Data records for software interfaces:
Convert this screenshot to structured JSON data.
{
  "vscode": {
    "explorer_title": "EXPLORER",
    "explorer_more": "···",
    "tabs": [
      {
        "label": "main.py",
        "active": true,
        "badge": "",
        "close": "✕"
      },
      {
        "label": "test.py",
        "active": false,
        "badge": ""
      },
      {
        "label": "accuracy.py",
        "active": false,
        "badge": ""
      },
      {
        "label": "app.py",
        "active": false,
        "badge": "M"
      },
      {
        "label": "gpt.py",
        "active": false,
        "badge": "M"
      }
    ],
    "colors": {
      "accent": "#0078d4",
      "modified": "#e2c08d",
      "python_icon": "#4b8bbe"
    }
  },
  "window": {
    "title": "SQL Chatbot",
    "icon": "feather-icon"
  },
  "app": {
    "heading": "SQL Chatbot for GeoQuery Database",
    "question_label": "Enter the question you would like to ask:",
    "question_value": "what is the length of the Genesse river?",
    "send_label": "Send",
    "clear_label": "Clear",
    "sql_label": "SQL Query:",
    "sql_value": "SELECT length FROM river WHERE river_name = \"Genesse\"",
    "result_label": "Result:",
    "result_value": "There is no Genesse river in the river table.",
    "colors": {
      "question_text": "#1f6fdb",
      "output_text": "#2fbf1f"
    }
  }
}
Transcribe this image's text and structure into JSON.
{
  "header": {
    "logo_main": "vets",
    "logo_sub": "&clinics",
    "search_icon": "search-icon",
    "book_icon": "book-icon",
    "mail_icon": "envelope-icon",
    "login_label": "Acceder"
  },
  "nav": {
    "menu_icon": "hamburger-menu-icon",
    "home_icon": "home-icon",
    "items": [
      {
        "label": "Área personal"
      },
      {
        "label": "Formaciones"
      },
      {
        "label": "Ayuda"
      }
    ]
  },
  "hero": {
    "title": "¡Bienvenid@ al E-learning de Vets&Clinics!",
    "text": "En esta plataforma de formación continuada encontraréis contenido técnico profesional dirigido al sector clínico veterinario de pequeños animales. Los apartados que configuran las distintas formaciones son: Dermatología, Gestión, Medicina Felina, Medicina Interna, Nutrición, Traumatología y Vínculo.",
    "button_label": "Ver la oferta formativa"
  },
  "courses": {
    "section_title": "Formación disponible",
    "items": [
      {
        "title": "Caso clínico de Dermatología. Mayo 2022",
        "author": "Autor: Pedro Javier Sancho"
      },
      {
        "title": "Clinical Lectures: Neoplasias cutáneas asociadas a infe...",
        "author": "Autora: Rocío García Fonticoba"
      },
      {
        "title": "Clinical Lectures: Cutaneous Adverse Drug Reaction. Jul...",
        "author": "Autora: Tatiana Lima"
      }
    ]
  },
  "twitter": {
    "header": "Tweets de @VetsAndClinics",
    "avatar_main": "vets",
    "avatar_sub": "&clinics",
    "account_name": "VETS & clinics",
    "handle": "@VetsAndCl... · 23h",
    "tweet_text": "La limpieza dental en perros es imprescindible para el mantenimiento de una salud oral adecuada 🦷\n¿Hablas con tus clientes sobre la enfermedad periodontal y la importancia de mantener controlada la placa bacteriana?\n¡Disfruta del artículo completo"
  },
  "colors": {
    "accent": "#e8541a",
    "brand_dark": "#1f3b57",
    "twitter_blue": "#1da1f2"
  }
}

▸ REQUIREMENT: Retype each of the preceding records exactly as printed.

▸ YOUR SOLUTION:
Convert this screenshot to structured JSON data.
{
  "vscode": {
    "explorer_title": "EXPLORER",
    "explorer_more": "···",
    "tabs": [
      {
        "label": "main.py",
        "active": true,
        "badge": "",
        "close": "✕"
      },
      {
        "label": "test.py",
        "active": false,
        "badge": ""
      },
      {
        "label": "accuracy.py",
        "active": false,
        "badge": ""
      },
      {
        "label": "app.py",
        "active": false,
        "badge": "M"
      },
      {
        "label": "gpt.py",
        "active": false,
        "badge": "M"
      }
    ],
    "colors": {
      "accent": "#0078d4",
      "modified": "#e2c08d",
      "python_icon": "#4b8bbe"
    }
  },
  "window": {
    "title": "SQL Chatbot",
    "icon": "feather-icon"
  },
  "app": {
    "heading": "SQL Chatbot for GeoQuery Database",
    "question_label": "Enter the question you would like to ask:",
    "question_value": "what is the length of the Genesse river?",
    "send_label": "Send",
    "clear_label": "Clear",
    "sql_label": "SQL Query:",
    "sql_value": "SELECT length FROM river WHERE river_name = \"Genesse\"",
    "result_label": "Result:",
    "result_value": "There is no Genesse river in the river table.",
    "colors": {
      "question_text": "#1f6fdb",
      "output_text": "#2fbf1f"
    }
  }
}
Transcribe this image's text and structure into JSON.
{
  "header": {
    "logo_main": "vets",
    "logo_sub": "&clinics",
    "search_icon": "search-icon",
    "book_icon": "book-icon",
    "mail_icon": "envelope-icon",
    "login_label": "Acceder"
  },
  "nav": {
    "menu_icon": "hamburger-menu-icon",
    "home_icon": "home-icon",
    "items": [
      {
        "label": "Área personal"
      },
      {
        "label": "Formaciones"
      },
      {
        "label": "Ayuda"
      }
    ]
  },
  "hero": {
    "title": "¡Bienvenid@ al E-learning de Vets&Clinics!",
    "text": "En esta plataforma de formación continuada encontraréis contenido técnico profesional dirigido al sector clínico veterinario de pequeños animales. Los apartados que configuran las distintas formaciones son: Dermatología, Gestión, Medicina Felina, Medicina Interna, Nutrición, Traumatología y Vínculo.",
    "button_label": "Ver la oferta formativa"
  },
  "courses": {
    "section_title": "Formación disponible",
    "items": [
      {
        "title": "Caso clínico de Dermatología. Mayo 2022",
        "author": "Autor: Pedro Javier Sancho"
      },
      {
        "title": "Clinical Lectures: Neoplasias cutáneas asociadas a infe...",
        "author": "Autora: Rocío García Fonticoba"
      },
      {
        "title": "Clinical Lectures: Cutaneous Adverse Drug Reaction. Jul...",
        "author": "Autora: Tatiana Lima"
      }
    ]
  },
  "twitter": {
    "header": "Tweets de @VetsAndClinics",
    "avatar_main": "vets",
    "avatar_sub": "&clinics",
    "account_name": "VETS & clinics",
    "handle": "@VetsAndCl... · 23h",
    "tweet_text": "La limpieza dental en perros es imprescindible para el mantenimiento de una salud oral adecuada 🦷\n¿Hablas con tus clientes sobre la enfermedad periodontal y la importancia de mantener controlada la placa bacteriana?\n¡Disfruta del artículo completo"
  },
  "colors": {
    "accent": "#e8541a",
    "brand_dark": "#1f3b57",
    "twitter_blue": "#1da1f2"
  }
}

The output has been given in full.